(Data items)

----

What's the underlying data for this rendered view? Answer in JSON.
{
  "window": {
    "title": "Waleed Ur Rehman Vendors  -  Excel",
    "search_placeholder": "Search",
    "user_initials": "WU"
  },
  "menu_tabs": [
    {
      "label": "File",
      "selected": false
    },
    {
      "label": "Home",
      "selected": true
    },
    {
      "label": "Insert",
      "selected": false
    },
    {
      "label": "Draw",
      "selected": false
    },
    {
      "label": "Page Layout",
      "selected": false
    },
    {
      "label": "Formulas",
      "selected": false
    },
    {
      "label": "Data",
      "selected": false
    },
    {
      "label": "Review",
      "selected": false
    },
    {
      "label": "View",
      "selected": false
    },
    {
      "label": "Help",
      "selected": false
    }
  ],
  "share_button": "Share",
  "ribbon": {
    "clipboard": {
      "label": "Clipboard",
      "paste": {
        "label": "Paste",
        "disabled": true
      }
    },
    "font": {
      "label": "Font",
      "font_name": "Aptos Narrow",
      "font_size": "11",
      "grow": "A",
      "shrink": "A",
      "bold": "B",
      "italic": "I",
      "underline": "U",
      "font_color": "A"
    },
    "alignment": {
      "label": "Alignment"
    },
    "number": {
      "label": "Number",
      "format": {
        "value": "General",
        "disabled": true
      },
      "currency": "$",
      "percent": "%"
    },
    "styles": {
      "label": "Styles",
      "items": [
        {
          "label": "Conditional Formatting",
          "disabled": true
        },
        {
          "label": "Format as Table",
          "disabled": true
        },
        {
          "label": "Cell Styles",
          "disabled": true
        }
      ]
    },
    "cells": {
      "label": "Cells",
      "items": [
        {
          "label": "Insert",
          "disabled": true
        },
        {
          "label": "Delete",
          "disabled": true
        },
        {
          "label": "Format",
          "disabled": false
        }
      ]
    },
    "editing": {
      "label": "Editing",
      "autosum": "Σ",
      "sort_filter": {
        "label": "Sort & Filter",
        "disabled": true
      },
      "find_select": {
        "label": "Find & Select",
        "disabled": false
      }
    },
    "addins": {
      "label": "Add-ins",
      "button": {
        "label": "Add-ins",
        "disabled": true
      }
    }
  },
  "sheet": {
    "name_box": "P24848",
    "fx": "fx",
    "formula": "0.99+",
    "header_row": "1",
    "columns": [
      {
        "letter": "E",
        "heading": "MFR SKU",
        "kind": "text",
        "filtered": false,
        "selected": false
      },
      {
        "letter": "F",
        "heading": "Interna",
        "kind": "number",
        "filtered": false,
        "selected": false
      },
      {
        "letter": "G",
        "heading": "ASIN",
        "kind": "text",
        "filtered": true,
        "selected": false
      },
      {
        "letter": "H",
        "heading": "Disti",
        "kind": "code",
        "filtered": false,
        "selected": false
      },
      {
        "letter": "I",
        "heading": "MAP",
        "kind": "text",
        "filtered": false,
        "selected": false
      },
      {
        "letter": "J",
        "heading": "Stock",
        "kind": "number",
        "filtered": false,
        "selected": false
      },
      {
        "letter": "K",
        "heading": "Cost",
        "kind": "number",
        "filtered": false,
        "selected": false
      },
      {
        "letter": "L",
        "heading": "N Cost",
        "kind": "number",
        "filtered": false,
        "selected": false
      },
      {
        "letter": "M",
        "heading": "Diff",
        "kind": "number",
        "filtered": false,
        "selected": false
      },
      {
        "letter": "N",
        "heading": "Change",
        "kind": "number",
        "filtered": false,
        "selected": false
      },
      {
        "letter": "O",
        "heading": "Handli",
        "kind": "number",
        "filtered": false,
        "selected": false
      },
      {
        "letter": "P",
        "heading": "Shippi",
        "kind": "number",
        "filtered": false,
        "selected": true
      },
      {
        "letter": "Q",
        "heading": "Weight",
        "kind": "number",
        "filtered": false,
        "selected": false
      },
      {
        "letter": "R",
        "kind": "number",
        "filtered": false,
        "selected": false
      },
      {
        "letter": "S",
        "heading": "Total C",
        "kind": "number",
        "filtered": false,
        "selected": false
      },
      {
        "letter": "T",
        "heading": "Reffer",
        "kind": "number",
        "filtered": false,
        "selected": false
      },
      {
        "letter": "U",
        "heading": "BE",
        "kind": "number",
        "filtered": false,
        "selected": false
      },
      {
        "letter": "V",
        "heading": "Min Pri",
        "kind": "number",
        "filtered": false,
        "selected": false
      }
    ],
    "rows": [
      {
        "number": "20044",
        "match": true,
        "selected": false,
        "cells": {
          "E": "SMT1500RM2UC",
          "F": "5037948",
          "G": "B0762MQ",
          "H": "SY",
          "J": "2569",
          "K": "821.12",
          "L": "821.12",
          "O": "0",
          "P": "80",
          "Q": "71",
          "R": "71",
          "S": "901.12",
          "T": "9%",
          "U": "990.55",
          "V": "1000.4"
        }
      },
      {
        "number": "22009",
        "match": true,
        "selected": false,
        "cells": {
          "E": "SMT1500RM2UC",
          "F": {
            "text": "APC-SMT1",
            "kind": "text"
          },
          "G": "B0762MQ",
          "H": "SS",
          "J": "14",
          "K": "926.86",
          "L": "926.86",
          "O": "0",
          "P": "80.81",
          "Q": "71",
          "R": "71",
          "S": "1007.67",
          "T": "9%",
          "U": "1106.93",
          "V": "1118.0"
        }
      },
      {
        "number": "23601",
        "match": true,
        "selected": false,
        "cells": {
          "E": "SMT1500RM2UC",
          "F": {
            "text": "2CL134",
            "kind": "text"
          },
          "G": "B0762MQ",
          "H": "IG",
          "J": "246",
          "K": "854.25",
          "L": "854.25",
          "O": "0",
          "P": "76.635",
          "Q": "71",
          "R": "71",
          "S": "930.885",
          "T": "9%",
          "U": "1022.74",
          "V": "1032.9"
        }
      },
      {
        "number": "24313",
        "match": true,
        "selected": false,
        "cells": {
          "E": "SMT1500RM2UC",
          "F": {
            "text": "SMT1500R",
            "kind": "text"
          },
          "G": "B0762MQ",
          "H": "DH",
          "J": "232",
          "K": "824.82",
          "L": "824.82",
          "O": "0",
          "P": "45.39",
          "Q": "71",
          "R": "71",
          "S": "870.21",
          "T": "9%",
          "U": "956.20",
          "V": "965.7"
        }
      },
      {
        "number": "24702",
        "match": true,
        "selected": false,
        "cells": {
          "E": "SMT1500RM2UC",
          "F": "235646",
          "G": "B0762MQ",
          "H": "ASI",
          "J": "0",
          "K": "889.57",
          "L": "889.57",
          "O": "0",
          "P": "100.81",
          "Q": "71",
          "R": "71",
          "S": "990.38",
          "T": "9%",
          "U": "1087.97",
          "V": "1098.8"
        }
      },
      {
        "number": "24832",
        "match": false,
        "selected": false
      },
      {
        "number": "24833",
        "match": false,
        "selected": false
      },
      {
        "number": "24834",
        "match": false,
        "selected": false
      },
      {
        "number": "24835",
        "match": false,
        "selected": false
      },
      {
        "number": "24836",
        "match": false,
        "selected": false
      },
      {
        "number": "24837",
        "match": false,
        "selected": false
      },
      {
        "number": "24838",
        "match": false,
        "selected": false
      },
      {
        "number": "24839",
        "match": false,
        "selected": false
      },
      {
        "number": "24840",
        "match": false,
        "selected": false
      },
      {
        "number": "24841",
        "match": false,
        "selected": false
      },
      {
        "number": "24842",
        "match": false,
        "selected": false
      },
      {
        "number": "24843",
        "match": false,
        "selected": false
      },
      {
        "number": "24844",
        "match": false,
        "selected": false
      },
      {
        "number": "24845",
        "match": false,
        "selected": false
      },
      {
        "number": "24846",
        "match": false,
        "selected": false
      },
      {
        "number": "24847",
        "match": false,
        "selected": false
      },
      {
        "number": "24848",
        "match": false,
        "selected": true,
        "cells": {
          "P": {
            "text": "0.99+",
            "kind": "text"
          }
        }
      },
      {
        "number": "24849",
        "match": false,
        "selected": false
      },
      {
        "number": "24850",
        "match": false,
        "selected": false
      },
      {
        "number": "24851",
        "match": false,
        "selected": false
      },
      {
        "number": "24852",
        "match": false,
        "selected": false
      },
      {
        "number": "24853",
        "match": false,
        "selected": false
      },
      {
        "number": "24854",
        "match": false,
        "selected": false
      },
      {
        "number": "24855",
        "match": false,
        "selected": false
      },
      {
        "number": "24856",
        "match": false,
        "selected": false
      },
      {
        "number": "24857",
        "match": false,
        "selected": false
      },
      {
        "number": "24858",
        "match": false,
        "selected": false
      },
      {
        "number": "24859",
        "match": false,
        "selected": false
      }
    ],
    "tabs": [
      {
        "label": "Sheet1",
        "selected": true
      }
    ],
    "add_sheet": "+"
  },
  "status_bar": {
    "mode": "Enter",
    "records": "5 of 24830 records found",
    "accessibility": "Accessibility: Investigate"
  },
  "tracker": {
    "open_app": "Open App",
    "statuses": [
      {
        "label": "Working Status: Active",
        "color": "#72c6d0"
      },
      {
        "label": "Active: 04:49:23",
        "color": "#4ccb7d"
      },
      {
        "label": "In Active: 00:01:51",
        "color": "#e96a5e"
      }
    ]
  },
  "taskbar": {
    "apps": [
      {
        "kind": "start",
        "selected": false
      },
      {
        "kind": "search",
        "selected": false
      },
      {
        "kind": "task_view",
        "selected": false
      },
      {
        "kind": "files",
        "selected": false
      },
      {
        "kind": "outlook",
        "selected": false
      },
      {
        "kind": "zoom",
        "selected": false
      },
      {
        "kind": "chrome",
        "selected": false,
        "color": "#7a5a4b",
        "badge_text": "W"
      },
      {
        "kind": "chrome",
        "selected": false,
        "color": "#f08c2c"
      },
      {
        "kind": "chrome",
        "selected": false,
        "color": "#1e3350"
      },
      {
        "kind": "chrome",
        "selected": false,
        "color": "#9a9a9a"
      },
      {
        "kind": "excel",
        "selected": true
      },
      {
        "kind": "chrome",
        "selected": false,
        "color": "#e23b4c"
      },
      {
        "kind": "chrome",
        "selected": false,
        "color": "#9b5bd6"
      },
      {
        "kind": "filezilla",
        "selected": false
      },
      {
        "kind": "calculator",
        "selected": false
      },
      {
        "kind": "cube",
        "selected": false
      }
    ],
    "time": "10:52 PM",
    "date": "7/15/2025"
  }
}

----

▶ **STATED PROBLEM**
Report every line in the data above in which the word "Active" appears.

▶ **ANSWER BELOW**
        "label": "Working Status: Active",
        "label": "Active: 04:49:23",
        "label": "In Active: 00:01:51",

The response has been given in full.